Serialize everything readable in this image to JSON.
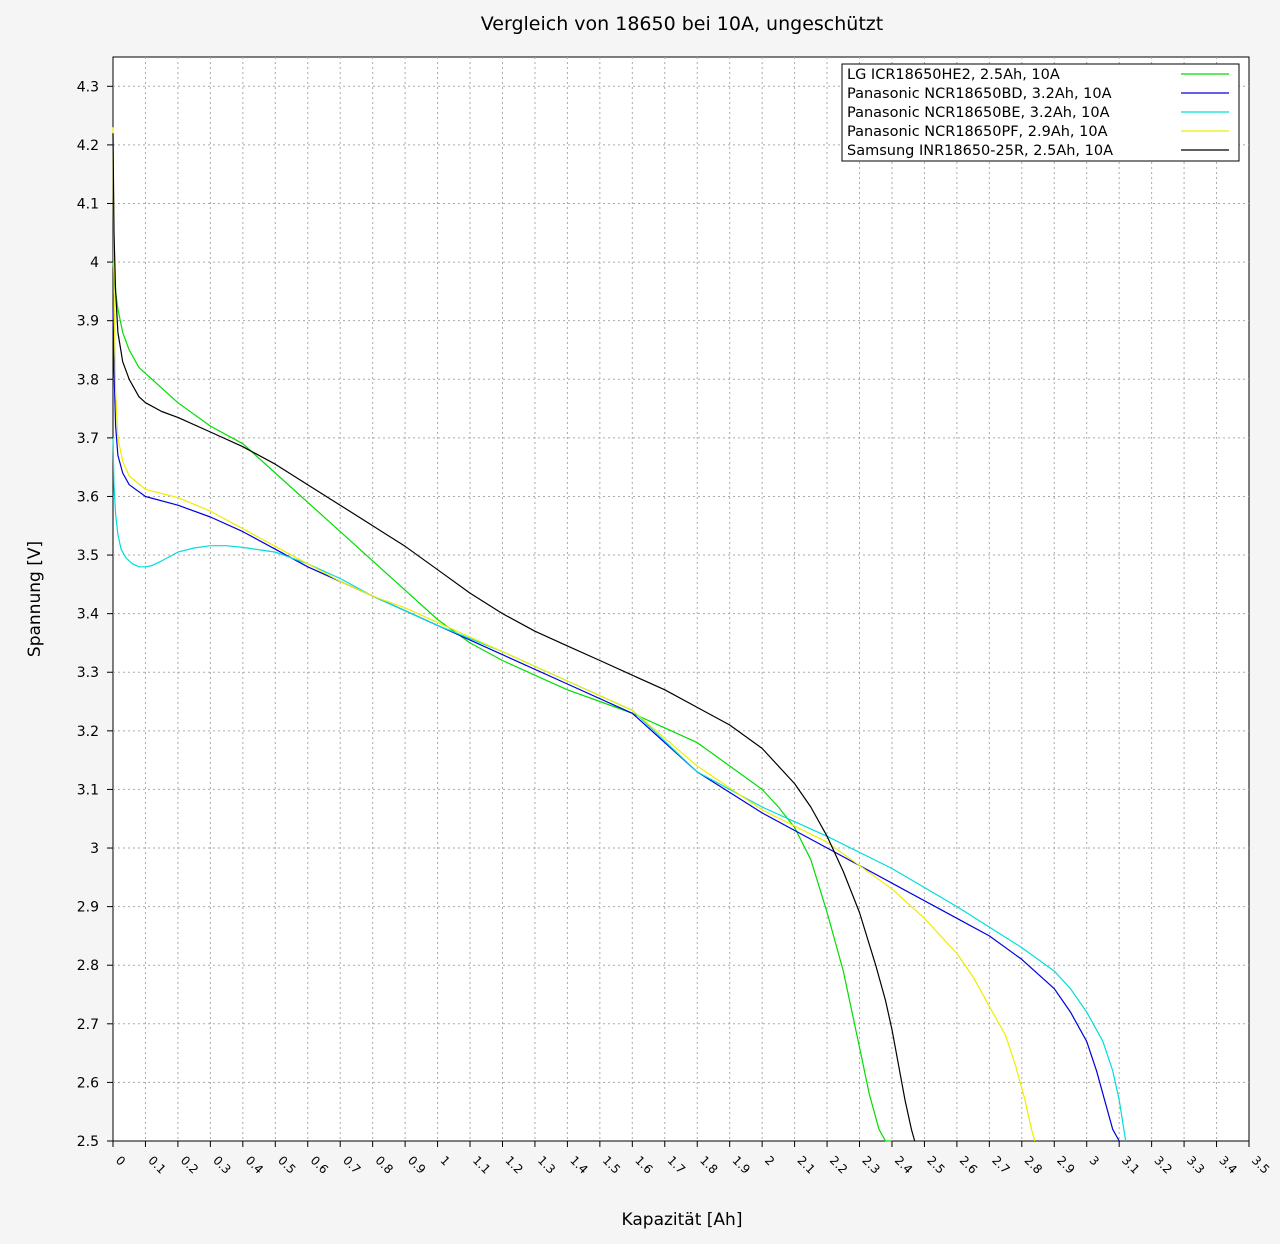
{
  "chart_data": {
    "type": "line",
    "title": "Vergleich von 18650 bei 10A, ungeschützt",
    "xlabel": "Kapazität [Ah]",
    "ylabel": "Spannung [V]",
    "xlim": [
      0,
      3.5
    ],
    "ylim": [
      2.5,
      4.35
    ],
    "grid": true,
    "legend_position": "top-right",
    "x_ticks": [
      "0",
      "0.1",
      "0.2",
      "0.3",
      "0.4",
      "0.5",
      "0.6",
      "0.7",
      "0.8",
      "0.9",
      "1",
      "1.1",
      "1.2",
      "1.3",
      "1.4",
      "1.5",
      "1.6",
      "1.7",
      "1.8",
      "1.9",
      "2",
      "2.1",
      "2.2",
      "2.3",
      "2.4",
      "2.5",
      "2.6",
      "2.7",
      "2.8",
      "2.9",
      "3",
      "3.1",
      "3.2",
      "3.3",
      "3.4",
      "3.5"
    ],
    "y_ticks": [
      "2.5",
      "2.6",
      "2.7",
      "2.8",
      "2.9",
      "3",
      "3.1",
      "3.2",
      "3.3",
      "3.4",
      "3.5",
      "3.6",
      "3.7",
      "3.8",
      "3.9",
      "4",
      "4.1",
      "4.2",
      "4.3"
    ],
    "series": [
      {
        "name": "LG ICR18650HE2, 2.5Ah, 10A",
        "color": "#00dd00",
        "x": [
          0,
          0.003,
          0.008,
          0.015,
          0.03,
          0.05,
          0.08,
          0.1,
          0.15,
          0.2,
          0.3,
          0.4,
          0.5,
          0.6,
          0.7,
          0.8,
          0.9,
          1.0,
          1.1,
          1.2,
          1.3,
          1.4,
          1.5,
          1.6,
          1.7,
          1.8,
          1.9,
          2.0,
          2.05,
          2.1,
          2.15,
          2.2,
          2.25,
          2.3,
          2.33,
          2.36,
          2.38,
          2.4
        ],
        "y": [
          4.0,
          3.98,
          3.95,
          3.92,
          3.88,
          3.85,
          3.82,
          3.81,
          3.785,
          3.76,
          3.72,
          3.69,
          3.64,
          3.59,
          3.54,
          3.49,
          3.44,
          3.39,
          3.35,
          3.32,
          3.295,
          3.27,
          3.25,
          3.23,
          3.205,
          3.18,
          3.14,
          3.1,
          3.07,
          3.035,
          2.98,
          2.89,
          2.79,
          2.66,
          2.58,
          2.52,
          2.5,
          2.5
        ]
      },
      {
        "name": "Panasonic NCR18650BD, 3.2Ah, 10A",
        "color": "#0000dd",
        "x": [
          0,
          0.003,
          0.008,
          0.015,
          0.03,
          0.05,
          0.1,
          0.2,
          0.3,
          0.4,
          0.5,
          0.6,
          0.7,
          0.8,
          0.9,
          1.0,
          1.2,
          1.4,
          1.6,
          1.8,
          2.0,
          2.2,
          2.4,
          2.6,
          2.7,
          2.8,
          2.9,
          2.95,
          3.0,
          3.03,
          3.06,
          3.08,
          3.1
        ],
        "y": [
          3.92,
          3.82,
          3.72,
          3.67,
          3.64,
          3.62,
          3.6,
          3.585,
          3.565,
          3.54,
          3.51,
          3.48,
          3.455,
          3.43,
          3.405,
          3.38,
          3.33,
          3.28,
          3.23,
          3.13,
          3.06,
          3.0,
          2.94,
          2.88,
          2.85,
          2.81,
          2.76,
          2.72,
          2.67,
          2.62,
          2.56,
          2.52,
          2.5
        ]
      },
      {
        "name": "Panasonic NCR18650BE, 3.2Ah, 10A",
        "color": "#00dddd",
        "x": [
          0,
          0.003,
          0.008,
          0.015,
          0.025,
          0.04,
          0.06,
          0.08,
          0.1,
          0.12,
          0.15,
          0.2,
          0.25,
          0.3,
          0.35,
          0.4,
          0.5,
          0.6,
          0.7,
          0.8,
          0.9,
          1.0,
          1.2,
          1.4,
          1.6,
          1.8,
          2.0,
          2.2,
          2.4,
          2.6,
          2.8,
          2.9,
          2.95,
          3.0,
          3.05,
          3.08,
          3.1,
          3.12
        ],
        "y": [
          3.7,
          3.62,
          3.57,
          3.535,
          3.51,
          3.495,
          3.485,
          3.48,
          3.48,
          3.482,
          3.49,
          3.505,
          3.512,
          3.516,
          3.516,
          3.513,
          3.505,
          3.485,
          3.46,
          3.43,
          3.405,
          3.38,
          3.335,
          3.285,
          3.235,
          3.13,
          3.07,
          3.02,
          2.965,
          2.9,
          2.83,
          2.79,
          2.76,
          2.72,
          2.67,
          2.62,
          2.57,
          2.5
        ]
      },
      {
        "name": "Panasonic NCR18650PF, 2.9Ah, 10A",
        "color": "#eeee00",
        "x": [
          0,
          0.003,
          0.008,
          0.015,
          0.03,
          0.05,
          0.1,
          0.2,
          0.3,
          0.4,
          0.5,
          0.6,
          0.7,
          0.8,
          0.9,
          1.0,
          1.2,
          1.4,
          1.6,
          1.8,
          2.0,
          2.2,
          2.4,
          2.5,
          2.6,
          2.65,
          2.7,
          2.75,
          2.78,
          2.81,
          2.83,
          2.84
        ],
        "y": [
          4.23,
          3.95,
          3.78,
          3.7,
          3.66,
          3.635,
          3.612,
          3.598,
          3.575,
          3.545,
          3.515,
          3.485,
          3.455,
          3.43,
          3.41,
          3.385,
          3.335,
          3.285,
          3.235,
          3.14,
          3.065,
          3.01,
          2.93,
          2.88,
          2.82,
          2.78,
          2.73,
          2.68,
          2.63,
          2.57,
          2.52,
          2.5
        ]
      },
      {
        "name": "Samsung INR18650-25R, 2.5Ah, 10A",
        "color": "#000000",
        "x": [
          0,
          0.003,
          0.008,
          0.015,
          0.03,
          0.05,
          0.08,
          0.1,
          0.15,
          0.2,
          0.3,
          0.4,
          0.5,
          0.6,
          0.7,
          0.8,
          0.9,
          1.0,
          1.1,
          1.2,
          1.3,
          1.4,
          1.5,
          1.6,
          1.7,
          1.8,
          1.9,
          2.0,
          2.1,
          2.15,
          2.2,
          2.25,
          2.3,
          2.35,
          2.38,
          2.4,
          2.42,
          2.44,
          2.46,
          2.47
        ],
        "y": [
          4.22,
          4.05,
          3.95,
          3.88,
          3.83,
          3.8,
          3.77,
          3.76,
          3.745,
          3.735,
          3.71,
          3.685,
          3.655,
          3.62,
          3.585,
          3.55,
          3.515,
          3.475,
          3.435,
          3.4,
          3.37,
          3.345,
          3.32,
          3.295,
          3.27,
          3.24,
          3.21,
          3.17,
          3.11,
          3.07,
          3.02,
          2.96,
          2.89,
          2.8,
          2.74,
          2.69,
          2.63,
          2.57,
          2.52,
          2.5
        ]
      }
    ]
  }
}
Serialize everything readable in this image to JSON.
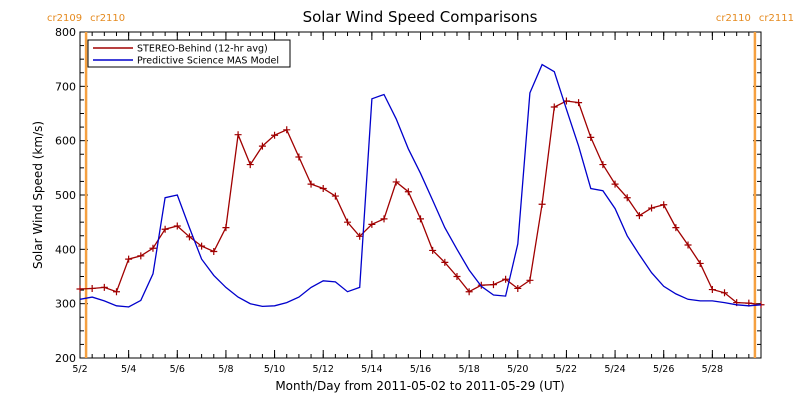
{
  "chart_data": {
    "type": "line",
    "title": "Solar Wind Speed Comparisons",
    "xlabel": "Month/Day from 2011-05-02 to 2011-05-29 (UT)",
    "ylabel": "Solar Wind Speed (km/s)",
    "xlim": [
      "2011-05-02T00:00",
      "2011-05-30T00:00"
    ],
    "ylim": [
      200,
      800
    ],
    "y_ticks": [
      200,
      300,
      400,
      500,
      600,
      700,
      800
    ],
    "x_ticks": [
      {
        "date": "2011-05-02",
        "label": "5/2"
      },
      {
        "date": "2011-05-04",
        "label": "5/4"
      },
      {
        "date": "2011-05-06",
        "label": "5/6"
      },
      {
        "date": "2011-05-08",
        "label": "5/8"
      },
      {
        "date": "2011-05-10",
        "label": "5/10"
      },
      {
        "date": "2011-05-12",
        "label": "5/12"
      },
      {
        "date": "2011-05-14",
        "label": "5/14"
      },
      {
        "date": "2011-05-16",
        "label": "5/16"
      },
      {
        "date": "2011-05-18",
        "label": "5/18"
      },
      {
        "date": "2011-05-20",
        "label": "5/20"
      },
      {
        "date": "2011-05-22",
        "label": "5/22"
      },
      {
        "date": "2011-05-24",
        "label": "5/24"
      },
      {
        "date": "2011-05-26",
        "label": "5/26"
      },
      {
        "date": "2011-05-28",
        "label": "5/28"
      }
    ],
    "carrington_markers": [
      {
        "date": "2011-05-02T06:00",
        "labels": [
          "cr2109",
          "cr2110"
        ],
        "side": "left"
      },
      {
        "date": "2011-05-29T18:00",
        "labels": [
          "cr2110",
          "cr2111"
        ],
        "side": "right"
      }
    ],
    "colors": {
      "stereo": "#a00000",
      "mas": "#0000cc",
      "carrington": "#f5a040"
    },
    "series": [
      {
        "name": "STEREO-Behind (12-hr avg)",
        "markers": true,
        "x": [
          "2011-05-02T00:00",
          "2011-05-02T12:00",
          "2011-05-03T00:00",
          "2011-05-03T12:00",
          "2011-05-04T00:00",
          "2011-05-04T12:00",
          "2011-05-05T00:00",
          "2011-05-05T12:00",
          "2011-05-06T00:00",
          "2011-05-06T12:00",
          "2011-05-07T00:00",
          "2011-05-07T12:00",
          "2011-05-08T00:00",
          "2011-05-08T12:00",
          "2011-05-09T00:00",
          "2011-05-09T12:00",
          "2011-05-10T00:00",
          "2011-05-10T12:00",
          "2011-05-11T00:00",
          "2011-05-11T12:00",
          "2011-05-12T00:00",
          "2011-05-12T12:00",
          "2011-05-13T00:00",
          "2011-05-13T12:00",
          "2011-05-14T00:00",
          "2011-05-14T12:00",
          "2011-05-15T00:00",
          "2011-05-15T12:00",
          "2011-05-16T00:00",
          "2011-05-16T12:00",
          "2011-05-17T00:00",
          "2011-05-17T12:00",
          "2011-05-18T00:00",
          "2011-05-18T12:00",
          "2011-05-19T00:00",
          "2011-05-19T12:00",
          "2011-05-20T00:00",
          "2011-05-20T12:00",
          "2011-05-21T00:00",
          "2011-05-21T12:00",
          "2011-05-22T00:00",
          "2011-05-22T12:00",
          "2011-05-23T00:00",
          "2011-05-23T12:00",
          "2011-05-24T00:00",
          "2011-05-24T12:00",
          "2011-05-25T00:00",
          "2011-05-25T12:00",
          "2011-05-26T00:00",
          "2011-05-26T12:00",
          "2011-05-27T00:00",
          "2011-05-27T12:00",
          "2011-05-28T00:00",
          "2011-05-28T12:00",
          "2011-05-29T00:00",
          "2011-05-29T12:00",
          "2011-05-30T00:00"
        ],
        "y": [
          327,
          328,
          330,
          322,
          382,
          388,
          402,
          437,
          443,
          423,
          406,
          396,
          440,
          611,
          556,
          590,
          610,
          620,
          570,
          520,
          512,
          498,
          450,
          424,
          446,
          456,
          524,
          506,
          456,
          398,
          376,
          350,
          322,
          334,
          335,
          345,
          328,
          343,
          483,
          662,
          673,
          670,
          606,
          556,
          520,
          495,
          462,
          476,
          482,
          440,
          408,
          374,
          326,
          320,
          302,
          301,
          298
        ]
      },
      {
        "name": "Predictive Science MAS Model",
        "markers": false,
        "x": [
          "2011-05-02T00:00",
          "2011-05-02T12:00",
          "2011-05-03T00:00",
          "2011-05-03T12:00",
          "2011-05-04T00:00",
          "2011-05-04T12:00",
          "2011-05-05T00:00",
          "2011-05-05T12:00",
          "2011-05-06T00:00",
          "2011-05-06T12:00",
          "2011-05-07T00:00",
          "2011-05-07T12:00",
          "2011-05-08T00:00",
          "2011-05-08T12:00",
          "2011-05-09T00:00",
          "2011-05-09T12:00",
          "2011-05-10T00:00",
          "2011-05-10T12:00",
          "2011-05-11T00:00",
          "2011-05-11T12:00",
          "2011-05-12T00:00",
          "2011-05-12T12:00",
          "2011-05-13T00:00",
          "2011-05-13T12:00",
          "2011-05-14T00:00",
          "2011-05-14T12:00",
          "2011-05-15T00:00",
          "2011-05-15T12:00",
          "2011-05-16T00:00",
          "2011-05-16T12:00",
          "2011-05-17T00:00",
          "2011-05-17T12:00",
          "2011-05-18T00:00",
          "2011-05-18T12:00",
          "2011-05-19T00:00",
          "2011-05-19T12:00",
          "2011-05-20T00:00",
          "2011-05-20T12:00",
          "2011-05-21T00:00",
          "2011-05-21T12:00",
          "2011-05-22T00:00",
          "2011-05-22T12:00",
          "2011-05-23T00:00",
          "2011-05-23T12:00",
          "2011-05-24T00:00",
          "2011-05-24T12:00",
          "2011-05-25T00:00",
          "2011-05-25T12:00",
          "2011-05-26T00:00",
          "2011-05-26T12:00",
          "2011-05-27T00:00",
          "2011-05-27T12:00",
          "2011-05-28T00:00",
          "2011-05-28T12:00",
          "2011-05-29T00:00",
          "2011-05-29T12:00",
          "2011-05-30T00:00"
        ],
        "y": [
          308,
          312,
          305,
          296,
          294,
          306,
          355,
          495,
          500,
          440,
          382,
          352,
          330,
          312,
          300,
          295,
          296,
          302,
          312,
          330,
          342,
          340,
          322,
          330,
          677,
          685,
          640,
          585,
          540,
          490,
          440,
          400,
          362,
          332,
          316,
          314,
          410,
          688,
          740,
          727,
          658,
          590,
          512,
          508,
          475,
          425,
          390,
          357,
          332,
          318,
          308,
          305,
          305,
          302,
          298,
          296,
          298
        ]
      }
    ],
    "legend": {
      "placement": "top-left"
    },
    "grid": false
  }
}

### What the task requires
List every line above containing the word "name".

### The completed task
        "name": "LG ICR18650HE2, 2.5Ah, 10A",
        "name": "Panasonic NCR18650BD, 3.2Ah, 10A",
        "name": "Panasonic NCR18650BE, 3.2Ah, 10A",
        "name": "Panasonic NCR18650PF, 2.9Ah, 10A",
        "name": "Samsung INR18650-25R, 2.5Ah, 10A",
        "name": "STEREO-Behind (12-hr avg)",
        "name": "Predictive Science MAS Model",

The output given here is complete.